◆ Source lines

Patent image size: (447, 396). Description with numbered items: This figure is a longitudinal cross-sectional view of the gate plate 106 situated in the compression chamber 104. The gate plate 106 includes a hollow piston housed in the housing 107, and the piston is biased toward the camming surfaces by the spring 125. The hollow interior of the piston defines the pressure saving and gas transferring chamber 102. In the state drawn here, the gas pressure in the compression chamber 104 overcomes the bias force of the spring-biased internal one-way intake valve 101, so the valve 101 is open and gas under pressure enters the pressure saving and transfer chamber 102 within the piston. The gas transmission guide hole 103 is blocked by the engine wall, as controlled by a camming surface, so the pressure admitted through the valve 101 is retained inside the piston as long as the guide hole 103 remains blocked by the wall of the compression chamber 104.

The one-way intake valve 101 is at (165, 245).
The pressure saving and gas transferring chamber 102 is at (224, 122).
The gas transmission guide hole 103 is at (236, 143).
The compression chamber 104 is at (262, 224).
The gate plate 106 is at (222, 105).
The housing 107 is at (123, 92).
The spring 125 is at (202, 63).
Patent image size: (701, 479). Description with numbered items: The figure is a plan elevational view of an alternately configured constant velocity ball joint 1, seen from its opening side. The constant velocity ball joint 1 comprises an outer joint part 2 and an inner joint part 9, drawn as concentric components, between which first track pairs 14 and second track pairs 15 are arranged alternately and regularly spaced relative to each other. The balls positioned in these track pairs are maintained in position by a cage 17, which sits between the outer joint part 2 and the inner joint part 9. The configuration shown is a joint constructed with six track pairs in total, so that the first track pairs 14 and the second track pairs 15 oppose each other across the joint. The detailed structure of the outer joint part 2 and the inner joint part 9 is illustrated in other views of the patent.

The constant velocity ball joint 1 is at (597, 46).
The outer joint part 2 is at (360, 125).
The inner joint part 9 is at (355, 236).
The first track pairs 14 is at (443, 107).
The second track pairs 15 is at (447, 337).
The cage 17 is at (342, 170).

◆ What you are asked to do
Copy out every one of the lines above word for word, with nothing changed.

◆ Exercise solution
Patent image size: (447, 396). Description with numbered items: This figure is a longitudinal cross-sectional view of the gate plate 106 situated in the compression chamber 104. The gate plate 106 includes a hollow piston housed in the housing 107, and the piston is biased toward the camming surfaces by the spring 125. The hollow interior of the piston defines the pressure saving and gas transferring chamber 102. In the state drawn here, the gas pressure in the compression chamber 104 overcomes the bias force of the spring-biased internal one-way intake valve 101, so the valve 101 is open and gas under pressure enters the pressure saving and transfer chamber 102 within the piston. The gas transmission guide hole 103 is blocked by the engine wall, as controlled by a camming surface, so the pressure admitted through the valve 101 is retained inside the piston as long as the guide hole 103 remains blocked by the wall of the compression chamber 104.

The one-way intake valve 101 is at (165, 245).
The pressure saving and gas transferring chamber 102 is at (224, 122).
The gas transmission guide hole 103 is at (236, 143).
The compression chamber 104 is at (262, 224).
The gate plate 106 is at (222, 105).
The housing 107 is at (123, 92).
The spring 125 is at (202, 63).
Patent image size: (701, 479). Description with numbered items: The figure is a plan elevational view of an alternately configured constant velocity ball joint 1, seen from its opening side. The constant velocity ball joint 1 comprises an outer joint part 2 and an inner joint part 9, drawn as concentric components, between which first track pairs 14 and second track pairs 15 are arranged alternately and regularly spaced relative to each other. The balls positioned in these track pairs are maintained in position by a cage 17, which sits between the outer joint part 2 and the inner joint part 9. The configuration shown is a joint constructed with six track pairs in total, so that the first track pairs 14 and the second track pairs 15 oppose each other across the joint. The detailed structure of the outer joint part 2 and the inner joint part 9 is illustrated in other views of the patent.

The constant velocity ball joint 1 is at (597, 46).
The outer joint part 2 is at (360, 125).
The inner joint part 9 is at (355, 236).
The first track pairs 14 is at (443, 107).
The second track pairs 15 is at (447, 337).
The cage 17 is at (342, 170).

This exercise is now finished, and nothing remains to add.